- [SET EXERCISE]:
Copy out all of the data below line for line, changing nothing.
>> begin
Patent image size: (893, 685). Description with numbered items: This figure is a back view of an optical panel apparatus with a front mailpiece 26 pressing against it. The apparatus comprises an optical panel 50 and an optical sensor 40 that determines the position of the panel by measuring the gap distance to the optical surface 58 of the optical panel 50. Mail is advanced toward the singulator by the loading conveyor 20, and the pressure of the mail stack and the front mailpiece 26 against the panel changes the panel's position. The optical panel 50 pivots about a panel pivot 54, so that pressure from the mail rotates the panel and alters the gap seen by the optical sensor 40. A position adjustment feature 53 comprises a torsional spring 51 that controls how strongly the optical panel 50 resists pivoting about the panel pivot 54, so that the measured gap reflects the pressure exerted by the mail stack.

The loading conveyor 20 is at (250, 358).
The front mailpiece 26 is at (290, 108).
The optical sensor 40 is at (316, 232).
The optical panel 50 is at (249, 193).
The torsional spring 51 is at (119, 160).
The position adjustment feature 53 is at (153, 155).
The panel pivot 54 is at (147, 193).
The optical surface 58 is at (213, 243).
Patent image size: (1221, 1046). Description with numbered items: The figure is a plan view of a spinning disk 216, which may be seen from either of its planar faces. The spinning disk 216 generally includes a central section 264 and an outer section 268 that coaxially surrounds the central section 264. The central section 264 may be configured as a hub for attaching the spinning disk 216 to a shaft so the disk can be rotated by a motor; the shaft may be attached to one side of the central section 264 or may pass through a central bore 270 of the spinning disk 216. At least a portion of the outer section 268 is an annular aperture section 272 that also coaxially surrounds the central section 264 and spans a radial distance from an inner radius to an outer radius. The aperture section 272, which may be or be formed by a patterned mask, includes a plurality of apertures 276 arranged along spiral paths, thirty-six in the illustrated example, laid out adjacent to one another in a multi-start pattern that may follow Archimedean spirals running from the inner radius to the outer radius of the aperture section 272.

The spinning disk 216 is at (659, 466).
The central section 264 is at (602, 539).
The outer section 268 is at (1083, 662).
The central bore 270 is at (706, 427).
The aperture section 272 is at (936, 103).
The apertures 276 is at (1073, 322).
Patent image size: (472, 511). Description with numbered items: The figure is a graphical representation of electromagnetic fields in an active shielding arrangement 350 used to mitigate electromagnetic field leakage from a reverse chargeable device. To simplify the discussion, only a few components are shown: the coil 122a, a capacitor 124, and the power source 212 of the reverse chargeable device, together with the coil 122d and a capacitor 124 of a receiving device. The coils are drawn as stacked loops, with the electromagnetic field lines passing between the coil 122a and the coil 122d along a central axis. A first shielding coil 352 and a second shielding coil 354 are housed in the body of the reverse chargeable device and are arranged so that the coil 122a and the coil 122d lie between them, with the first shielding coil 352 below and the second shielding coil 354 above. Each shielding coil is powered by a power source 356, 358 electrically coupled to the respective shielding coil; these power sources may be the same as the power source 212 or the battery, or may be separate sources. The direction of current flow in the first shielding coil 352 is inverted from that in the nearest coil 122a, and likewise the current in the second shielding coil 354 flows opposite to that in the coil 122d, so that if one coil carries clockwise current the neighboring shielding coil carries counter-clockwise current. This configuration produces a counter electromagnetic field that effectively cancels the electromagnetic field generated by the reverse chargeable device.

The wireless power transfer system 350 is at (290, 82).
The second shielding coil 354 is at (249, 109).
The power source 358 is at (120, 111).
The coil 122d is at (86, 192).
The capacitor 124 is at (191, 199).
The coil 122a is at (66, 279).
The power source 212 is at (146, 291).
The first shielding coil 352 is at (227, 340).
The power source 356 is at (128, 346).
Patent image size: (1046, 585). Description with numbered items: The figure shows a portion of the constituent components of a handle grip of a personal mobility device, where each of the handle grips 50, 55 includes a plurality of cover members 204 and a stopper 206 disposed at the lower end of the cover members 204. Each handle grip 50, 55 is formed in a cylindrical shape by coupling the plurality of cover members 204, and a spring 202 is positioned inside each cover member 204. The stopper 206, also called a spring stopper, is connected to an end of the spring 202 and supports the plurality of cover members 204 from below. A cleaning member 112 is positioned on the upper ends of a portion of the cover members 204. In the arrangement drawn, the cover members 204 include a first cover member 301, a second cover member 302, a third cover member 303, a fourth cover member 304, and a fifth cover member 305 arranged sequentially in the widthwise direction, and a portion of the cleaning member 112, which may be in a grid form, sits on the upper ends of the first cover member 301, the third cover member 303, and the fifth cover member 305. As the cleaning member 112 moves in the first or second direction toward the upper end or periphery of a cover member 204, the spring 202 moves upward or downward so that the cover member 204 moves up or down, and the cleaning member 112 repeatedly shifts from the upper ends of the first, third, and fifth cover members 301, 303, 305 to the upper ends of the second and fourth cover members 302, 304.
>> end
- [WRITTEN ANSWER]:
Patent image size: (893, 685). Description with numbered items: This figure is a back view of an optical panel apparatus with a front mailpiece 26 pressing against it. The apparatus comprises an optical panel 50 and an optical sensor 40 that determines the position of the panel by measuring the gap distance to the optical surface 58 of the optical panel 50. Mail is advanced toward the singulator by the loading conveyor 20, and the pressure of the mail stack and the front mailpiece 26 against the panel changes the panel's position. The optical panel 50 pivots about a panel pivot 54, so that pressure from the mail rotates the panel and alters the gap seen by the optical sensor 40. A position adjustment feature 53 comprises a torsional spring 51 that controls how strongly the optical panel 50 resists pivoting about the panel pivot 54, so that the measured gap reflects the pressure exerted by the mail stack.

The loading conveyor 20 is at (250, 358).
The front mailpiece 26 is at (290, 108).
The optical sensor 40 is at (316, 232).
The optical panel 50 is at (249, 193).
The torsional spring 51 is at (119, 160).
The position adjustment feature 53 is at (153, 155).
The panel pivot 54 is at (147, 193).
The optical surface 58 is at (213, 243).
Patent image size: (1221, 1046). Description with numbered items: The figure is a plan view of a spinning disk 216, which may be seen from either of its planar faces. The spinning disk 216 generally includes a central section 264 and an outer section 268 that coaxially surrounds the central section 264. The central section 264 may be configured as a hub for attaching the spinning disk 216 to a shaft so the disk can be rotated by a motor; the shaft may be attached to one side of the central section 264 or may pass through a central bore 270 of the spinning disk 216. At least a portion of the outer section 268 is an annular aperture section 272 that also coaxially surrounds the central section 264 and spans a radial distance from an inner radius to an outer radius. The aperture section 272, which may be or be formed by a patterned mask, includes a plurality of apertures 276 arranged along spiral paths, thirty-six in the illustrated example, laid out adjacent to one another in a multi-start pattern that may follow Archimedean spirals running from the inner radius to the outer radius of the aperture section 272.

The spinning disk 216 is at (659, 466).
The central section 264 is at (602, 539).
The outer section 268 is at (1083, 662).
The central bore 270 is at (706, 427).
The aperture section 272 is at (936, 103).
The apertures 276 is at (1073, 322).
Patent image size: (472, 511). Description with numbered items: The figure is a graphical representation of electromagnetic fields in an active shielding arrangement 350 used to mitigate electromagnetic field leakage from a reverse chargeable device. To simplify the discussion, only a few components are shown: the coil 122a, a capacitor 124, and the power source 212 of the reverse chargeable device, together with the coil 122d and a capacitor 124 of a receiving device. The coils are drawn as stacked loops, with the electromagnetic field lines passing between the coil 122a and the coil 122d along a central axis. A first shielding coil 352 and a second shielding coil 354 are housed in the body of the reverse chargeable device and are arranged so that the coil 122a and the coil 122d lie between them, with the first shielding coil 352 below and the second shielding coil 354 above. Each shielding coil is powered by a power source 356, 358 electrically coupled to the respective shielding coil; these power sources may be the same as the power source 212 or the battery, or may be separate sources. The direction of current flow in the first shielding coil 352 is inverted from that in the nearest coil 122a, and likewise the current in the second shielding coil 354 flows opposite to that in the coil 122d, so that if one coil carries clockwise current the neighboring shielding coil carries counter-clockwise current. This configuration produces a counter electromagnetic field that effectively cancels the electromagnetic field generated by the reverse chargeable device.

The wireless power transfer system 350 is at (290, 82).
The second shielding coil 354 is at (249, 109).
The power source 358 is at (120, 111).
The coil 122d is at (86, 192).
The capacitor 124 is at (191, 199).
The coil 122a is at (66, 279).
The power source 212 is at (146, 291).
The first shielding coil 352 is at (227, 340).
The power source 356 is at (128, 346).
Patent image size: (1046, 585). Description with numbered items: The figure shows a portion of the constituent components of a handle grip of a personal mobility device, where each of the handle grips 50, 55 includes a plurality of cover members 204 and a stopper 206 disposed at the lower end of the cover members 204. Each handle grip 50, 55 is formed in a cylindrical shape by coupling the plurality of cover members 204, and a spring 202 is positioned inside each cover member 204. The stopper 206, also called a spring stopper, is connected to an end of the spring 202 and supports the plurality of cover members 204 from below. A cleaning member 112 is positioned on the upper ends of a portion of the cover members 204. In the arrangement drawn, the cover members 204 include a first cover member 301, a second cover member 302, a third cover member 303, a fourth cover member 304, and a fifth cover member 305 arranged sequentially in the widthwise direction, and a portion of the cleaning member 112, which may be in a grid form, sits on the upper ends of the first cover member 301, the third cover member 303, and the fifth cover member 305. As the cleaning member 112 moves in the first or second direction toward the upper end or periphery of a cover member 204, the spring 202 moves upward or downward so that the cover member 204 moves up or down, and the cleaning member 112 repeatedly shifts from the upper ends of the first, third, and fifth cover members 301, 303, 305 to the upper ends of the second and fourth cover members 302, 304.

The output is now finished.